> **Records from a data collection**:

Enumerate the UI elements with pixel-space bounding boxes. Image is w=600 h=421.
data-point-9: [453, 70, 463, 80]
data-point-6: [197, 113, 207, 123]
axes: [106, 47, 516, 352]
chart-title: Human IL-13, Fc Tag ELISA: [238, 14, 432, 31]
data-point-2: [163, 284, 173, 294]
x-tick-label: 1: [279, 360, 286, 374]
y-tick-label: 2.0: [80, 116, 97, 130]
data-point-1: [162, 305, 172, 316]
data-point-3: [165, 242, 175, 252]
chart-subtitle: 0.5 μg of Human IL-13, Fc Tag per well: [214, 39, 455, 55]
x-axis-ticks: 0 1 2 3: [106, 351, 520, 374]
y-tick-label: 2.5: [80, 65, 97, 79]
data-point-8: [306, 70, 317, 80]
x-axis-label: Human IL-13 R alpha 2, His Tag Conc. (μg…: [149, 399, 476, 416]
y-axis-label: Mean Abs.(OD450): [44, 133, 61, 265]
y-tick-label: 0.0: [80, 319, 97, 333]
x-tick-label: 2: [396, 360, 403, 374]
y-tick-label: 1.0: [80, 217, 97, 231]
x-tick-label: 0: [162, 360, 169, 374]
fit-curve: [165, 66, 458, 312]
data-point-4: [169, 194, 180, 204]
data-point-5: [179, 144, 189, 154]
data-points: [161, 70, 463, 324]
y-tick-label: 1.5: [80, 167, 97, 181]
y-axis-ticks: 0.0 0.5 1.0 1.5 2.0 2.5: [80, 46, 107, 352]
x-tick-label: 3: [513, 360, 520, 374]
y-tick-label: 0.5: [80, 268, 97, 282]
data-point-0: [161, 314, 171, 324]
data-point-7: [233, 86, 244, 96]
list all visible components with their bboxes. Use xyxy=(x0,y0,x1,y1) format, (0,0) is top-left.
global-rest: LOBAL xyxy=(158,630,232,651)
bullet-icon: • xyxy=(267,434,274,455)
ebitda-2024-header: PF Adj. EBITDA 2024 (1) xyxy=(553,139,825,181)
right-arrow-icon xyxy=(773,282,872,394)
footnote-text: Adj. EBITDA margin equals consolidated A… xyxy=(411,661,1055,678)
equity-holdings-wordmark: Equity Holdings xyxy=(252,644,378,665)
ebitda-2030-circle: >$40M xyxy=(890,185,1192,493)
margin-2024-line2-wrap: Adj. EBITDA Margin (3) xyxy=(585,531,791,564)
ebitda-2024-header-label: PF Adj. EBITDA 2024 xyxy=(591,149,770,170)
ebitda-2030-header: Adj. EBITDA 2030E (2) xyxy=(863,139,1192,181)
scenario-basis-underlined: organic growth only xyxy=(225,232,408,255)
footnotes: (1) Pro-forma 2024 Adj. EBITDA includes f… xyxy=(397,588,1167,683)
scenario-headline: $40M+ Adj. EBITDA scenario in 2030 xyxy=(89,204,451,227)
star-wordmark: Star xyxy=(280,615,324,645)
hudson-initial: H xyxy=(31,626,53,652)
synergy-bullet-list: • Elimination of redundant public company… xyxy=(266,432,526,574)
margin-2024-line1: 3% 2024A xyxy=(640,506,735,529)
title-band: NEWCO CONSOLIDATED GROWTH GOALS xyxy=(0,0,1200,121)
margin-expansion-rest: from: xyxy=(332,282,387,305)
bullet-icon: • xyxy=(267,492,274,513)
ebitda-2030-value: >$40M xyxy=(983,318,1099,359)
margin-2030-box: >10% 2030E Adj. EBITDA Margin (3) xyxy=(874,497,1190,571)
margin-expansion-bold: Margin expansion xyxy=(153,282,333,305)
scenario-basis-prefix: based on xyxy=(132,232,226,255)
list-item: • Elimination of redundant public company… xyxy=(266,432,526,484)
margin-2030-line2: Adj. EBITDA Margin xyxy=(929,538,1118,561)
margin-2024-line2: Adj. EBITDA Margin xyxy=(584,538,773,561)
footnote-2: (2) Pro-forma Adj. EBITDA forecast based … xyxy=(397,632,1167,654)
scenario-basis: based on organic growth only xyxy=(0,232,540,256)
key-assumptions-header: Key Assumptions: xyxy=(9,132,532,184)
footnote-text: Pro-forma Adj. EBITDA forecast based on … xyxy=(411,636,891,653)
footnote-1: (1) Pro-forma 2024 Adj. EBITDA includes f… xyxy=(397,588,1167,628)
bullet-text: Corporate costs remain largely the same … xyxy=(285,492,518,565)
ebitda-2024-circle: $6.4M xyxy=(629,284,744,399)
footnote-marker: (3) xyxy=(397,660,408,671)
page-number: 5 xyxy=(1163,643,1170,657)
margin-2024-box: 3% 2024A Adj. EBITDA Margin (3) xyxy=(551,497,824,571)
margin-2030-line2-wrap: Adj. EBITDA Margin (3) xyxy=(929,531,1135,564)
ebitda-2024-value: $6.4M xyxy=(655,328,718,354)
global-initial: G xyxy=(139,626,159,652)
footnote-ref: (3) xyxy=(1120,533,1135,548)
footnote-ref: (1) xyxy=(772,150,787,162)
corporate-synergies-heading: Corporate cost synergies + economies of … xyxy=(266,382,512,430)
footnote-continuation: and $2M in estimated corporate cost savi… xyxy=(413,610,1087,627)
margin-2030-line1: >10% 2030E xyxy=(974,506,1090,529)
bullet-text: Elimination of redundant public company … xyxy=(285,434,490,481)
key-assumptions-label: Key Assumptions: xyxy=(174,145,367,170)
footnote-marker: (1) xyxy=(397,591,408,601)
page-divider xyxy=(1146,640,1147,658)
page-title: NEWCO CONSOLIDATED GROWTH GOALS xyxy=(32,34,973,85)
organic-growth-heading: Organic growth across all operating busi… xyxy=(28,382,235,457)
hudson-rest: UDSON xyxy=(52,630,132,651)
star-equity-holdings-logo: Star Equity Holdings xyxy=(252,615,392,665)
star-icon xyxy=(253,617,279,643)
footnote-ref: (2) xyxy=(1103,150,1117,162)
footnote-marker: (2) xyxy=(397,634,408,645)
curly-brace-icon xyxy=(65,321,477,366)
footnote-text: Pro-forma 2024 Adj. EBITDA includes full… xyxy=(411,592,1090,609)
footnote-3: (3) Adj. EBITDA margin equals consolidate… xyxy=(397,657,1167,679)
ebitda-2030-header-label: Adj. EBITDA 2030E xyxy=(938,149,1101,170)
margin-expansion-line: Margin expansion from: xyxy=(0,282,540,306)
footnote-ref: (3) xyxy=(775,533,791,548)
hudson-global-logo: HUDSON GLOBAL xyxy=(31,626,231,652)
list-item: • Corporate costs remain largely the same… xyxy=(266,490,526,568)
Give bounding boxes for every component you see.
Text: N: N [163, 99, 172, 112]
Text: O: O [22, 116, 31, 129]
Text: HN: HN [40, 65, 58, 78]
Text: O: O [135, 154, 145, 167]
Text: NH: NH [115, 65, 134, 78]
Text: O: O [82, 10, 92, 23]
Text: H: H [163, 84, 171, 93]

> **Aim of the exercise**: Reproduce word for word the lines above, running from the start of the items through the line containing "y-axis-ticks: 0.0 0.5", with both ends included.

> **Problem solution**:
Enumerate the UI elements with pixel-space bounding boxes. Image is w=600 h=421.
data-point-9: [453, 70, 463, 80]
data-point-6: [197, 113, 207, 123]
axes: [106, 47, 516, 352]
chart-title: Human IL-13, Fc Tag ELISA: [238, 14, 432, 31]
data-point-2: [163, 284, 173, 294]
x-tick-label: 1: [279, 360, 286, 374]
y-tick-label: 2.0: [80, 116, 97, 130]
data-point-1: [162, 305, 172, 316]
data-point-3: [165, 242, 175, 252]
chart-subtitle: 0.5 μg of Human IL-13, Fc Tag per well: [214, 39, 455, 55]
x-axis-ticks: 0 1 2 3: [106, 351, 520, 374]
y-tick-label: 2.5: [80, 65, 97, 79]
data-point-8: [306, 70, 317, 80]
x-axis-label: Human IL-13 R alpha 2, His Tag Conc. (μg…: [149, 399, 476, 416]
y-axis-label: Mean Abs.(OD450): [44, 133, 61, 265]
y-tick-label: 0.0: [80, 319, 97, 333]
x-tick-label: 2: [396, 360, 403, 374]
y-tick-label: 1.0: [80, 217, 97, 231]
x-tick-label: 0: [162, 360, 169, 374]
fit-curve: [165, 66, 458, 312]
data-point-4: [169, 194, 180, 204]
data-point-5: [179, 144, 189, 154]
data-points: [161, 70, 463, 324]
y-tick-label: 1.5: [80, 167, 97, 181]
y-axis-ticks: 0.0 0.5 1.0 1.5 2.0 2.5: [80, 46, 107, 352]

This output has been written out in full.